-------- Working data --------
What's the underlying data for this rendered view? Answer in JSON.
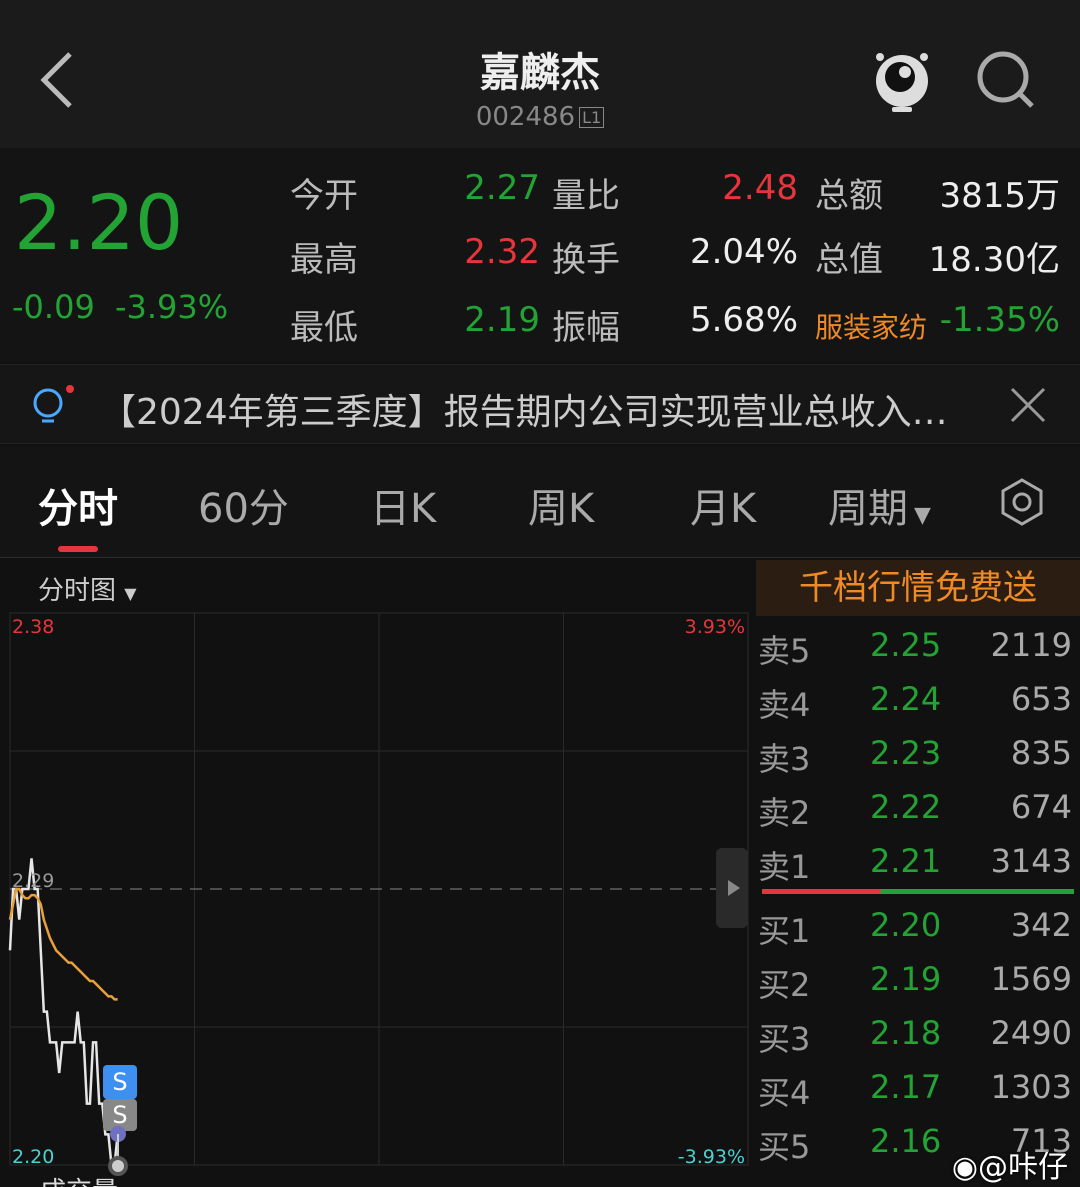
{
  "header": {
    "title": "嘉麟杰",
    "code": "002486",
    "level": "L1"
  },
  "quote": {
    "price": "2.20",
    "change": "-0.09",
    "change_pct": "-3.93%",
    "rows": [
      [
        {
          "label": "今开",
          "value": "2.27",
          "color": "grn"
        },
        {
          "label": "量比",
          "value": "2.48",
          "color": "red"
        },
        {
          "label": "总额",
          "value": "3815万",
          "color": "wht"
        }
      ],
      [
        {
          "label": "最高",
          "value": "2.32",
          "color": "red"
        },
        {
          "label": "换手",
          "value": "2.04%",
          "color": "wht"
        },
        {
          "label": "总值",
          "value": "18.30亿",
          "color": "wht"
        }
      ],
      [
        {
          "label": "最低",
          "value": "2.19",
          "color": "grn"
        },
        {
          "label": "振幅",
          "value": "5.68%",
          "color": "wht"
        },
        {
          "label": "服装家纺",
          "value": "-1.35%",
          "color": "grn"
        }
      ]
    ]
  },
  "news": {
    "text": "【2024年第三季度】报告期内公司实现营业总收入…"
  },
  "tabs": [
    {
      "label": "分时"
    },
    {
      "label": "60分"
    },
    {
      "label": "日K"
    },
    {
      "label": "周K"
    },
    {
      "label": "月K"
    },
    {
      "label": "周期"
    }
  ],
  "chart": {
    "selector": "分时图",
    "bottom_label": "成交量",
    "marker1": "S",
    "marker2": "S"
  },
  "chart_data": {
    "type": "line",
    "ylim": [
      2.2,
      2.38
    ],
    "prev_close": 2.29,
    "y_labels": {
      "top": "2.38",
      "mid": "2.29",
      "bottom": "2.20",
      "top_pct": "3.93%",
      "bottom_pct": "-3.93%"
    },
    "x_minutes": 240,
    "series": [
      {
        "color": "#e6e6e6",
        "values": [
          2.27,
          2.29,
          2.29,
          2.28,
          2.29,
          2.29,
          2.29,
          2.3,
          2.29,
          2.29,
          2.27,
          2.25,
          2.25,
          2.24,
          2.24,
          2.24,
          2.23,
          2.24,
          2.24,
          2.24,
          2.24,
          2.24,
          2.25,
          2.24,
          2.24,
          2.22,
          2.22,
          2.24,
          2.24,
          2.22,
          2.22,
          2.21,
          2.21,
          2.2,
          2.2,
          2.21
        ]
      },
      {
        "color": "#e8a03c",
        "values": [
          2.28,
          2.285,
          2.29,
          2.29,
          2.288,
          2.287,
          2.287,
          2.288,
          2.288,
          2.287,
          2.285,
          2.28,
          2.277,
          2.274,
          2.272,
          2.27,
          2.269,
          2.268,
          2.267,
          2.266,
          2.266,
          2.265,
          2.264,
          2.263,
          2.262,
          2.261,
          2.26,
          2.26,
          2.259,
          2.258,
          2.257,
          2.256,
          2.255,
          2.255,
          2.254,
          2.254
        ]
      }
    ]
  },
  "orderbook": {
    "promo": "千档行情免费送",
    "sell": [
      {
        "name": "卖5",
        "price": "2.25",
        "vol": "2119"
      },
      {
        "name": "卖4",
        "price": "2.24",
        "vol": "653"
      },
      {
        "name": "卖3",
        "price": "2.23",
        "vol": "835"
      },
      {
        "name": "卖2",
        "price": "2.22",
        "vol": "674"
      },
      {
        "name": "卖1",
        "price": "2.21",
        "vol": "3143"
      }
    ],
    "buy": [
      {
        "name": "买1",
        "price": "2.20",
        "vol": "342"
      },
      {
        "name": "买2",
        "price": "2.19",
        "vol": "1569"
      },
      {
        "name": "买3",
        "price": "2.18",
        "vol": "2490"
      },
      {
        "name": "买4",
        "price": "2.17",
        "vol": "1303"
      },
      {
        "name": "买5",
        "price": "2.16",
        "vol": "713"
      }
    ],
    "sell_ratio": 0.38
  },
  "watermark": "@咔仔"
}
--------
**Your objective:**
Extract each line from the entries above that contains the string "name".

**Finished answer:**
        "name": "卖5",
        "name": "卖4",
        "name": "卖3",
        "name": "卖2",
        "name": "卖1",
        "name": "买1",
        "name": "买2",
        "name": "买3",
        "name": "买4",
        "name": "买5",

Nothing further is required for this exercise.